Exercise prompt:
Set down every entry again word for word, please, but skip the pictures.

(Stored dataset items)
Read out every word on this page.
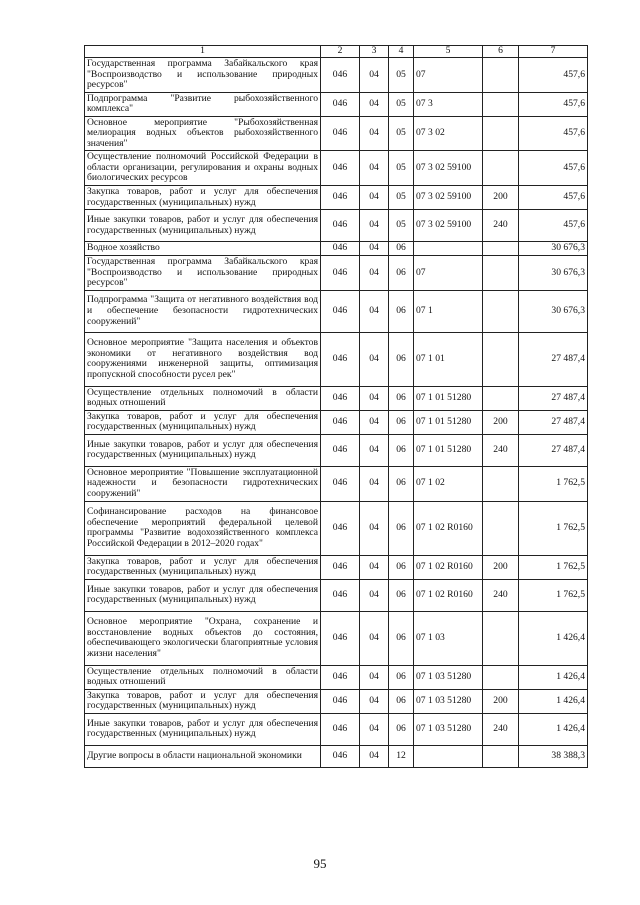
1	2	3	4	5	6	7
Государственная программа Забайкальского края "Воспроизводство и использование природных ресурсов"	046	04	05	07		457,6
Подпрограмма "Развитие рыбохозяйственного комплекса"	046	04	05	07 3		457,6
Основное мероприятие "Рыбохозяйственная мелиорация водных объектов рыбохозяйственного значения"	046	04	05	07 3 02		457,6
Осуществление полномочий Российской Федерации в области организации, регулирования и охраны водных биологических ресурсов	046	04	05	07 3 02 59100		457,6
Закупка товаров, работ и услуг для обеспечения государственных (муниципальных) нужд	046	04	05	07 3 02 59100	200	457,6
Иные закупки товаров, работ и услуг для обеспечения государственных (муниципальных) нужд	046	04	05	07 3 02 59100	240	457,6
Водное хозяйство	046	04	06			30 676,3
Государственная программа Забайкальского края "Воспроизводство и использование природных ресурсов"	046	04	06	07		30 676,3
Подпрограмма "Защита от негативного воздействия вод и обеспечение безопасности гидротехнических сооружений"	046	04	06	07 1		30 676,3
Основное мероприятие "Защита населения и объектов экономики от негативного воздействия вод сооружениями инженерной защиты, оптимизация пропускной способности русел рек"	046	04	06	07 1 01		27 487,4
Осуществление отдельных полномочий в области водных отношений	046	04	06	07 1 01 51280		27 487,4
Закупка товаров, работ и услуг для обеспечения государственных (муниципальных) нужд	046	04	06	07 1 01 51280	200	27 487,4
Иные закупки товаров, работ и услуг для обеспечения государственных (муниципальных) нужд	046	04	06	07 1 01 51280	240	27 487,4
Основное мероприятие "Повышение эксплуатационной надежности и безопасности гидротехнических сооружений"	046	04	06	07 1 02		1 762,5
Софинансирование расходов на финансовое обеспечение мероприятий федеральной целевой программы "Развитие водохозяйственного комплекса Российской Федерации в 2012–2020 годах"	046	04	06	07 1 02 R0160		1 762,5
Закупка товаров, работ и услуг для обеспечения государственных (муниципальных) нужд	046	04	06	07 1 02 R0160	200	1 762,5
Иные закупки товаров, работ и услуг для обеспечения государственных (муниципальных) нужд	046	04	06	07 1 02 R0160	240	1 762,5
Основное мероприятие "Охрана, сохранение и восстановление водных объектов до состояния, обеспечивающего экологически благоприятные условия жизни населения"	046	04	06	07 1 03		1 426,4
Осуществление отдельных полномочий в области водных отношений	046	04	06	07 1 03 51280		1 426,4
Закупка товаров, работ и услуг для обеспечения государственных (муниципальных) нужд	046	04	06	07 1 03 51280	200	1 426,4
Иные закупки товаров, работ и услуг для обеспечения государственных (муниципальных) нужд	046	04	06	07 1 03 51280	240	1 426,4
Другие вопросы в области национальной экономики	046	04	12			38 388,3
95
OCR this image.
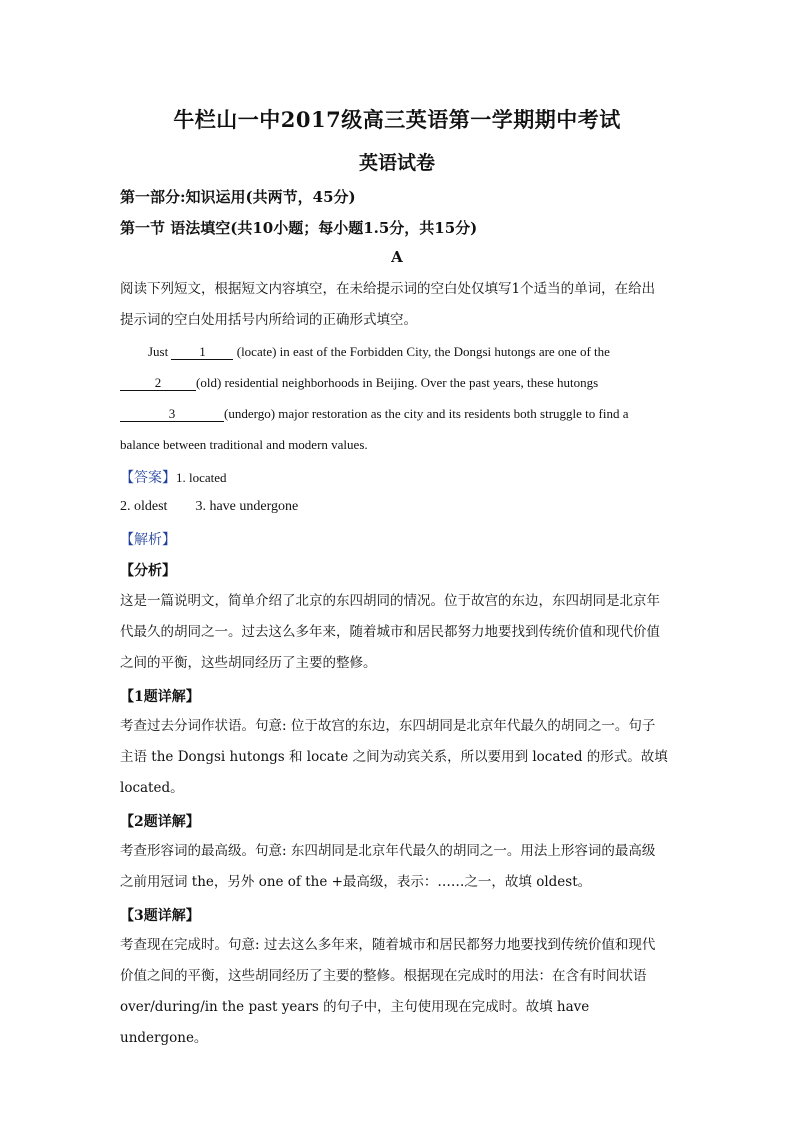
牛栏山一中2017级高三英语第一学期期中考试
英语试卷
第一部分:知识运用(共两节，45分)
第一节 语法填空(共10小题；每小题1.5分，共15分)
A
阅读下列短文，根据短文内容填空，在未给提示词的空白处仅填写1个适当的单词，在给出
提示词的空白处用括号内所给词的正确形式填空。
Just 1 (locate) in east of the Forbidden City, the Dongsi hutongs are one of the
2	(old) residential neighborhoods in Beijing. Over the past years, these hutongs
3	(undergo) major restoration as the city and its residents both struggle to find a
balance between traditional and modern values.
【答案】1. located
2. oldest 3. have undergone
【解析】
【分析】
这是一篇说明文，简单介绍了北京的东四胡同的情况。位于故宫的东边，东四胡同是北京年
代最久的胡同之一。过去这么多年来，随着城市和居民都努力地要找到传统价值和现代价值
之间的平衡，这些胡同经历了主要的整修。
【1题详解】
考查过去分词作状语。句意: 位于故宫的东边，东四胡同是北京年代最久的胡同之一。句子
主语 the Dongsi hutongs 和 locate 之间为动宾关系，所以要用到 located 的形式。故填
located。
【2题详解】
考查形容词的最高级。句意: 东四胡同是北京年代最久的胡同之一。用法上形容词的最高级
之前用冠词 the，另外 one of the +最高级，表示：……之一，故填 oldest。
【3题详解】
考查现在完成时。句意: 过去这么多年来，随着城市和居民都努力地要找到传统价值和现代
价值之间的平衡，这些胡同经历了主要的整修。根据现在完成时的用法：在含有时间状语
over/during/in the past years 的句子中，主句使用现在完成时。故填 have undergone。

The answer:
Read out every word on this page.
1	2	3	4	5	6	7
Государственная программа Забайкальского края "Воспроизводство и использование природных ресурсов"	046	04	05	07		457,6
Подпрограмма "Развитие рыбохозяйственного комплекса"	046	04	05	07 3		457,6
Основное мероприятие "Рыбохозяйственная мелиорация водных объектов рыбохозяйственного значения"	046	04	05	07 3 02		457,6
Осуществление полномочий Российской Федерации в области организации, регулирования и охраны водных биологических ресурсов	046	04	05	07 3 02 59100		457,6
Закупка товаров, работ и услуг для обеспечения государственных (муниципальных) нужд	046	04	05	07 3 02 59100	200	457,6
Иные закупки товаров, работ и услуг для обеспечения государственных (муниципальных) нужд	046	04	05	07 3 02 59100	240	457,6
Водное хозяйство	046	04	06			30 676,3
Государственная программа Забайкальского края "Воспроизводство и использование природных ресурсов"	046	04	06	07		30 676,3
Подпрограмма "Защита от негативного воздействия вод и обеспечение безопасности гидротехнических сооружений"	046	04	06	07 1		30 676,3
Основное мероприятие "Защита населения и объектов экономики от негативного воздействия вод сооружениями инженерной защиты, оптимизация пропускной способности русел рек"	046	04	06	07 1 01		27 487,4
Осуществление отдельных полномочий в области водных отношений	046	04	06	07 1 01 51280		27 487,4
Закупка товаров, работ и услуг для обеспечения государственных (муниципальных) нужд	046	04	06	07 1 01 51280	200	27 487,4
Иные закупки товаров, работ и услуг для обеспечения государственных (муниципальных) нужд	046	04	06	07 1 01 51280	240	27 487,4
Основное мероприятие "Повышение эксплуатационной надежности и безопасности гидротехнических сооружений"	046	04	06	07 1 02		1 762,5
Софинансирование расходов на финансовое обеспечение мероприятий федеральной целевой программы "Развитие водохозяйственного комплекса Российской Федерации в 2012–2020 годах"	046	04	06	07 1 02 R0160		1 762,5
Закупка товаров, работ и услуг для обеспечения государственных (муниципальных) нужд	046	04	06	07 1 02 R0160	200	1 762,5
Иные закупки товаров, работ и услуг для обеспечения государственных (муниципальных) нужд	046	04	06	07 1 02 R0160	240	1 762,5
Основное мероприятие "Охрана, сохранение и восстановление водных объектов до состояния, обеспечивающего экологически благоприятные условия жизни населения"	046	04	06	07 1 03		1 426,4
Осуществление отдельных полномочий в области водных отношений	046	04	06	07 1 03 51280		1 426,4
Закупка товаров, работ и услуг для обеспечения государственных (муниципальных) нужд	046	04	06	07 1 03 51280	200	1 426,4
Иные закупки товаров, работ и услуг для обеспечения государственных (муниципальных) нужд	046	04	06	07 1 03 51280	240	1 426,4
Другие вопросы в области национальной экономики	046	04	12			38 388,3
95
OCR this image.
牛栏山一中2017级高三英语第一学期期中考试
英语试卷
第一部分:知识运用(共两节，45分)
第一节 语法填空(共10小题；每小题1.5分，共15分)
A
阅读下列短文，根据短文内容填空，在未给提示词的空白处仅填写1个适当的单词，在给出
提示词的空白处用括号内所给词的正确形式填空。
Just 1 (locate) in east of the Forbidden City, the Dongsi hutongs are one of the
2	(old) residential neighborhoods in Beijing. Over the past years, these hutongs
3	(undergo) major restoration as the city and its residents both struggle to find a
balance between traditional and modern values.
【答案】1. located
2. oldest 3. have undergone
【解析】
【分析】
这是一篇说明文，简单介绍了北京的东四胡同的情况。位于故宫的东边，东四胡同是北京年
代最久的胡同之一。过去这么多年来，随着城市和居民都努力地要找到传统价值和现代价值
之间的平衡，这些胡同经历了主要的整修。
【1题详解】
考查过去分词作状语。句意: 位于故宫的东边，东四胡同是北京年代最久的胡同之一。句子
主语 the Dongsi hutongs 和 locate 之间为动宾关系，所以要用到 located 的形式。故填
located。
【2题详解】
考查形容词的最高级。句意: 东四胡同是北京年代最久的胡同之一。用法上形容词的最高级
之前用冠词 the，另外 one of the +最高级，表示：……之一，故填 oldest。
【3题详解】
考查现在完成时。句意: 过去这么多年来，随着城市和居民都努力地要找到传统价值和现代
价值之间的平衡，这些胡同经历了主要的整修。根据现在完成时的用法：在含有时间状语
over/during/in the past years 的句子中，主句使用现在完成时。故填 have undergone。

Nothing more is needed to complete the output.